- Exercise objective -
Transcribe the material verbatim in full; the pictures do not belong in the copy.

- Input -
::::::::

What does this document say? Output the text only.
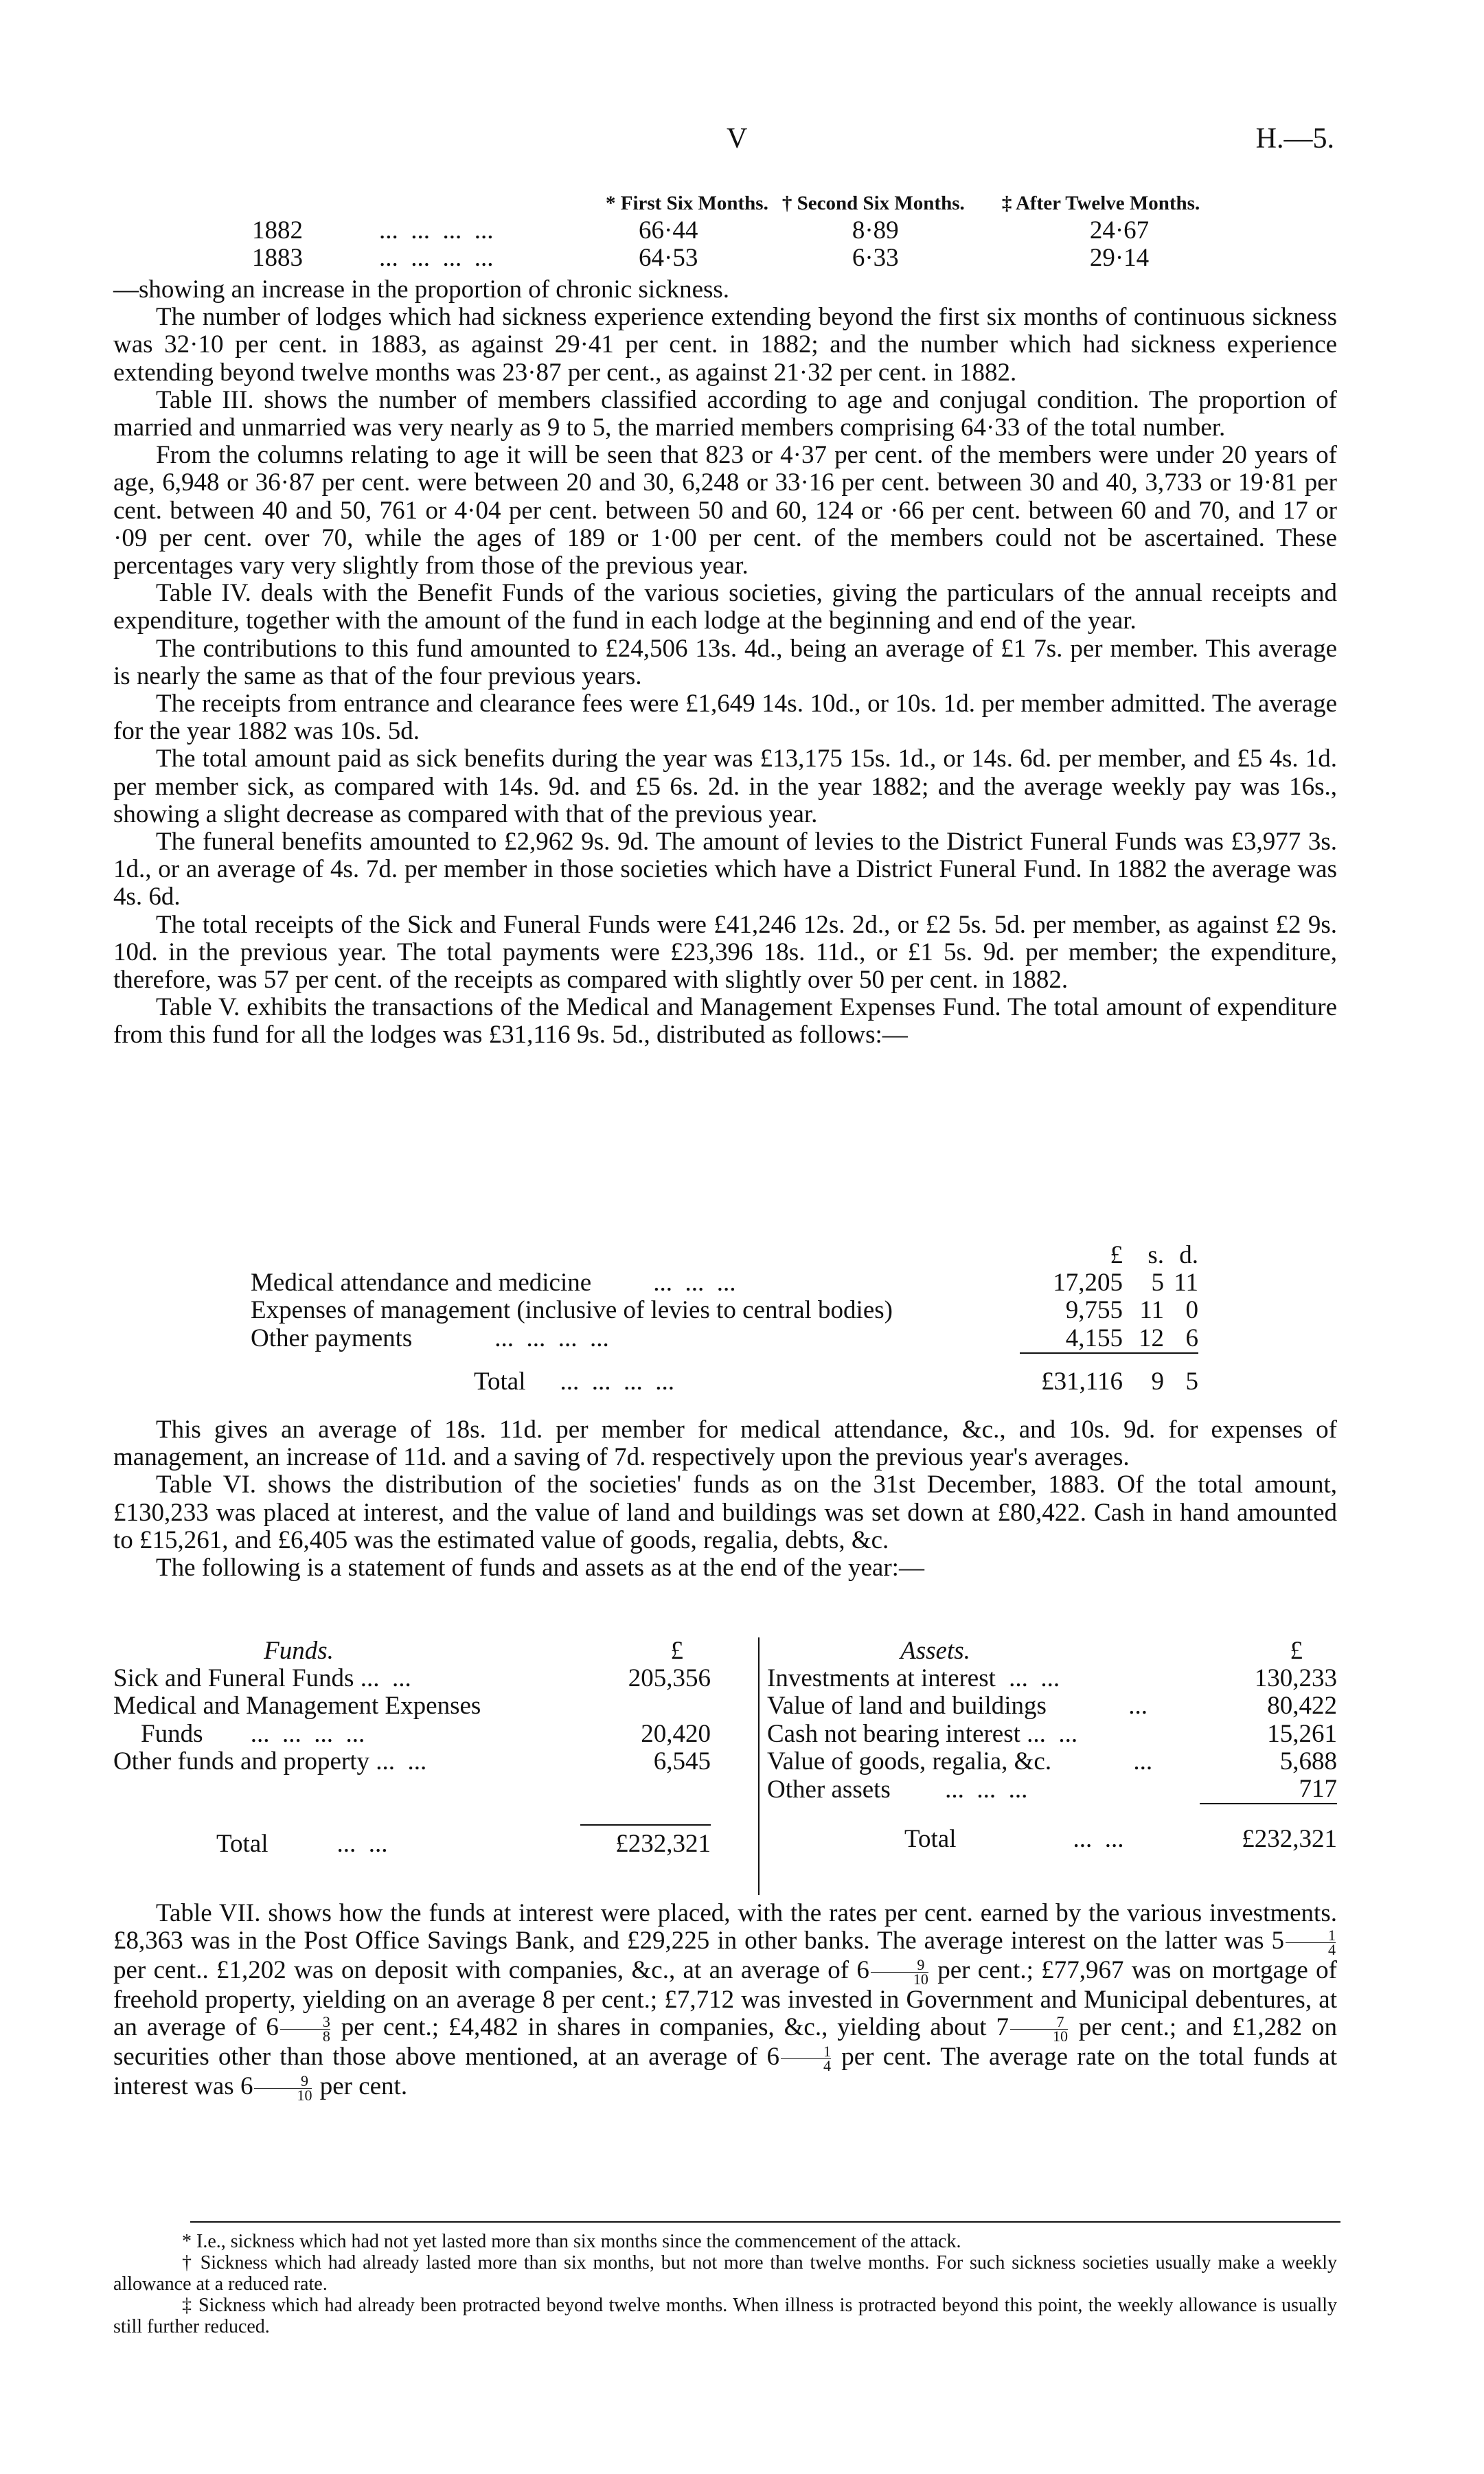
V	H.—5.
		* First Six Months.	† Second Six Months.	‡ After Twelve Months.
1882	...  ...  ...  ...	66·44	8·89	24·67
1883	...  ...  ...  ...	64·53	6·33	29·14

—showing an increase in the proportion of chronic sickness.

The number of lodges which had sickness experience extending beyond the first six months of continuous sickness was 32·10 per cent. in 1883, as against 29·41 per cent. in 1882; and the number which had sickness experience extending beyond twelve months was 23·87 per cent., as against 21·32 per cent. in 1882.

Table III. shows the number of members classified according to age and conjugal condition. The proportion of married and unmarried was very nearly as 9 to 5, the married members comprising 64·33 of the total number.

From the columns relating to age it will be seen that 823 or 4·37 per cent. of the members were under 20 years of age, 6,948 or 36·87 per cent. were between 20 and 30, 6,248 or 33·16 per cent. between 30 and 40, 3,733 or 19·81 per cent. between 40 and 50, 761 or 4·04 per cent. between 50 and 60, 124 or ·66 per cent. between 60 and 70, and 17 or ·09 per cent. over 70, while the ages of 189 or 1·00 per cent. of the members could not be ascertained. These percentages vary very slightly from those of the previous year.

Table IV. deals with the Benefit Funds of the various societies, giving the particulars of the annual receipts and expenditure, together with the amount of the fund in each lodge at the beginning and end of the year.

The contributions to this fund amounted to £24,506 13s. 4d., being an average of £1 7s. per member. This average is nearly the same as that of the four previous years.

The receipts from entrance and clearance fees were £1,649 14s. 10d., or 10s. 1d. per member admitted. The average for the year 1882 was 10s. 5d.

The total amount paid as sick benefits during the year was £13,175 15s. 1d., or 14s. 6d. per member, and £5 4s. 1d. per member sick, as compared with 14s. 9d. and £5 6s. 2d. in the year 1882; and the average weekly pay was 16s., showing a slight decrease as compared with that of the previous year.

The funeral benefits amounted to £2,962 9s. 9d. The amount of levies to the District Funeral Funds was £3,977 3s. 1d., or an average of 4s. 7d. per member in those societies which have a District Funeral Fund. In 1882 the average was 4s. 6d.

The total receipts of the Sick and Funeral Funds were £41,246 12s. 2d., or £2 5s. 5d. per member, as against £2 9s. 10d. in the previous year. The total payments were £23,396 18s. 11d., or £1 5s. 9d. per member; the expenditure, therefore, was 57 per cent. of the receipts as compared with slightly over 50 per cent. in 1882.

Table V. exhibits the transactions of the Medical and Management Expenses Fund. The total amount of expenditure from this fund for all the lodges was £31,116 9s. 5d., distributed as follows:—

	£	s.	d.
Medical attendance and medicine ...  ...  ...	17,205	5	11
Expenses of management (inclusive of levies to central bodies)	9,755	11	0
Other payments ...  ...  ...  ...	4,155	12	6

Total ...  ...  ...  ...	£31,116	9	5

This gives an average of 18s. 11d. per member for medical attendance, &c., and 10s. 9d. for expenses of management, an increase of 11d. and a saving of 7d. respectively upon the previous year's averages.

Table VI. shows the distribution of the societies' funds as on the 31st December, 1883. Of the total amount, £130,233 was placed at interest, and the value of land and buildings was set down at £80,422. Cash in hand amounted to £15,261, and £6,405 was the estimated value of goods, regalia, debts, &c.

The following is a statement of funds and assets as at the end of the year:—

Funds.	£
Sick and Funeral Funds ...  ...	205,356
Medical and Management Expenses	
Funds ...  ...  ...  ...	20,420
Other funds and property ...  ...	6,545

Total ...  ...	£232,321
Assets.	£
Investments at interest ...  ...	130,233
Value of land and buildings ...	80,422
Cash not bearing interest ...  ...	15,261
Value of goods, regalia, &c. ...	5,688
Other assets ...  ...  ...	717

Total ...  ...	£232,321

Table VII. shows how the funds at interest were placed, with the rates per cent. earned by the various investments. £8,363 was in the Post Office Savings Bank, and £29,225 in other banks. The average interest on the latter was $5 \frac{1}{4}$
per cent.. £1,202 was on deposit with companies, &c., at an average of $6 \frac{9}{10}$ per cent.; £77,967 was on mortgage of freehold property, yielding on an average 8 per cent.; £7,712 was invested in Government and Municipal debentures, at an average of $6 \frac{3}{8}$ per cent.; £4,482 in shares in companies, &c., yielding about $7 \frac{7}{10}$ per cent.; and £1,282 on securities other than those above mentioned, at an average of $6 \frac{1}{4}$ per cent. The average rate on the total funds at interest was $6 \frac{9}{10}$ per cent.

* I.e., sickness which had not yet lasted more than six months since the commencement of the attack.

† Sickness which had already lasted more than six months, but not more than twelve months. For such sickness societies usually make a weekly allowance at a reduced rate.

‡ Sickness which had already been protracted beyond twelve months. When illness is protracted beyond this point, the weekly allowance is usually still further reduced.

::::::::

- Exercise result -
What does this document say? Output the text only.
V	H.—5.
		* First Six Months.	† Second Six Months.	‡ After Twelve Months.
1882	...  ...  ...  ...	66·44	8·89	24·67
1883	...  ...  ...  ...	64·53	6·33	29·14

—showing an increase in the proportion of chronic sickness.

The number of lodges which had sickness experience extending beyond the first six months of continuous sickness was 32·10 per cent. in 1883, as against 29·41 per cent. in 1882; and the number which had sickness experience extending beyond twelve months was 23·87 per cent., as against 21·32 per cent. in 1882.

Table III. shows the number of members classified according to age and conjugal condition. The proportion of married and unmarried was very nearly as 9 to 5, the married members comprising 64·33 of the total number.

From the columns relating to age it will be seen that 823 or 4·37 per cent. of the members were under 20 years of age, 6,948 or 36·87 per cent. were between 20 and 30, 6,248 or 33·16 per cent. between 30 and 40, 3,733 or 19·81 per cent. between 40 and 50, 761 or 4·04 per cent. between 50 and 60, 124 or ·66 per cent. between 60 and 70, and 17 or ·09 per cent. over 70, while the ages of 189 or 1·00 per cent. of the members could not be ascertained. These percentages vary very slightly from those of the previous year.

Table IV. deals with the Benefit Funds of the various societies, giving the particulars of the annual receipts and expenditure, together with the amount of the fund in each lodge at the beginning and end of the year.

The contributions to this fund amounted to £24,506 13s. 4d., being an average of £1 7s. per member. This average is nearly the same as that of the four previous years.

The receipts from entrance and clearance fees were £1,649 14s. 10d., or 10s. 1d. per member admitted. The average for the year 1882 was 10s. 5d.

The total amount paid as sick benefits during the year was £13,175 15s. 1d., or 14s. 6d. per member, and £5 4s. 1d. per member sick, as compared with 14s. 9d. and £5 6s. 2d. in the year 1882; and the average weekly pay was 16s., showing a slight decrease as compared with that of the previous year.

The funeral benefits amounted to £2,962 9s. 9d. The amount of levies to the District Funeral Funds was £3,977 3s. 1d., or an average of 4s. 7d. per member in those societies which have a District Funeral Fund. In 1882 the average was 4s. 6d.

The total receipts of the Sick and Funeral Funds were £41,246 12s. 2d., or £2 5s. 5d. per member, as against £2 9s. 10d. in the previous year. The total payments were £23,396 18s. 11d., or £1 5s. 9d. per member; the expenditure, therefore, was 57 per cent. of the receipts as compared with slightly over 50 per cent. in 1882.

Table V. exhibits the transactions of the Medical and Management Expenses Fund. The total amount of expenditure from this fund for all the lodges was £31,116 9s. 5d., distributed as follows:—

	£	s.	d.
Medical attendance and medicine ...  ...  ...	17,205	5	11
Expenses of management (inclusive of levies to central bodies)	9,755	11	0
Other payments ...  ...  ...  ...	4,155	12	6

Total ...  ...  ...  ...	£31,116	9	5

This gives an average of 18s. 11d. per member for medical attendance, &c., and 10s. 9d. for expenses of management, an increase of 11d. and a saving of 7d. respectively upon the previous year's averages.

Table VI. shows the distribution of the societies' funds as on the 31st December, 1883. Of the total amount, £130,233 was placed at interest, and the value of land and buildings was set down at £80,422. Cash in hand amounted to £15,261, and £6,405 was the estimated value of goods, regalia, debts, &c.

The following is a statement of funds and assets as at the end of the year:—

Funds.	£
Sick and Funeral Funds ...  ...	205,356
Medical and Management Expenses	
Funds ...  ...  ...  ...	20,420
Other funds and property ...  ...	6,545

Total ...  ...	£232,321
Assets.	£
Investments at interest ...  ...	130,233
Value of land and buildings ...	80,422
Cash not bearing interest ...  ...	15,261
Value of goods, regalia, &c. ...	5,688
Other assets ...  ...  ...	717

Total ...  ...	£232,321

Table VII. shows how the funds at interest were placed, with the rates per cent. earned by the various investments. £8,363 was in the Post Office Savings Bank, and £29,225 in other banks. The average interest on the latter was $5 \frac{1}{4}$
per cent.. £1,202 was on deposit with companies, &c., at an average of $6 \frac{9}{10}$ per cent.; £77,967 was on mortgage of freehold property, yielding on an average 8 per cent.; £7,712 was invested in Government and Municipal debentures, at an average of $6 \frac{3}{8}$ per cent.; £4,482 in shares in companies, &c., yielding about $7 \frac{7}{10}$ per cent.; and £1,282 on securities other than those above mentioned, at an average of $6 \frac{1}{4}$ per cent. The average rate on the total funds at interest was $6 \frac{9}{10}$ per cent.

* I.e., sickness which had not yet lasted more than six months since the commencement of the attack.

† Sickness which had already lasted more than six months, but not more than twelve months. For such sickness societies usually make a weekly allowance at a reduced rate.

‡ Sickness which had already been protracted beyond twelve months. When illness is protracted beyond this point, the weekly allowance is usually still further reduced.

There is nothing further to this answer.